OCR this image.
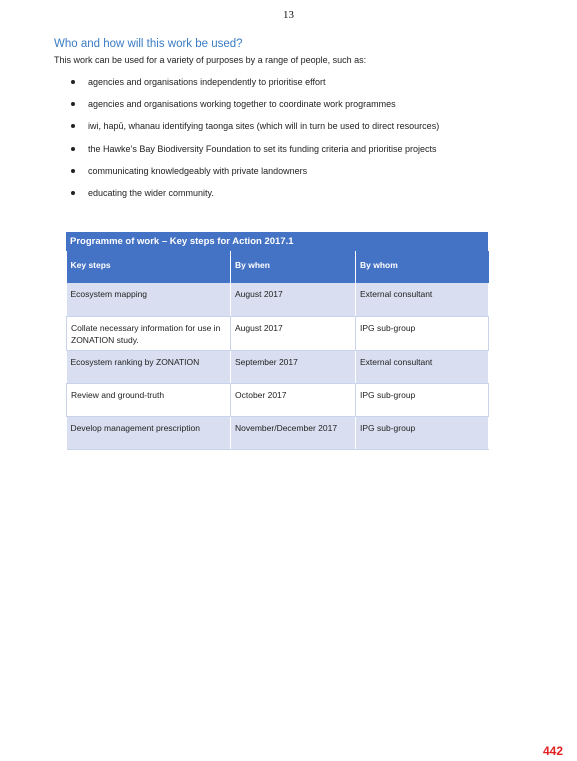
13
Who and how will this work be used?
This work can be used for a variety of purposes by a range of people, such as:
agencies and organisations independently to prioritise effort
agencies and organisations working together to coordinate work programmes
iwi, hapū, whanau identifying taonga sites (which will in turn be used to direct resources)
the Hawke’s Bay Biodiversity Foundation to set its funding criteria and prioritise projects
communicating knowledgeably with private landowners
educating the wider community.
Programme of work – Key steps for Action 2017.1
Key steps	By when	By whom
Ecosystem mapping	August 2017	External consultant
Collate necessary information for use in ZONATION study.	August 2017	IPG sub-group
Ecosystem ranking by ZONATION	September 2017	External consultant
Review and ground-truth	October 2017	IPG sub-group
Develop management prescription	November/December 2017	IPG sub-group
442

══════════

__PROBLEM DESCRIPTION__.
Retype the data above exactly; pictures are not part of the copy.

__COMPLETE OUTPUT__.
OCR this image.
13
Who and how will this work be used?
This work can be used for a variety of purposes by a range of people, such as:
agencies and organisations independently to prioritise effort
agencies and organisations working together to coordinate work programmes
iwi, hapū, whanau identifying taonga sites (which will in turn be used to direct resources)
the Hawke’s Bay Biodiversity Foundation to set its funding criteria and prioritise projects
communicating knowledgeably with private landowners
educating the wider community.
Programme of work – Key steps for Action 2017.1
Key steps	By when	By whom
Ecosystem mapping	August 2017	External consultant
Collate necessary information for use in ZONATION study.	August 2017	IPG sub-group
Ecosystem ranking by ZONATION	September 2017	External consultant
Review and ground-truth	October 2017	IPG sub-group
Develop management prescription	November/December 2017	IPG sub-group
442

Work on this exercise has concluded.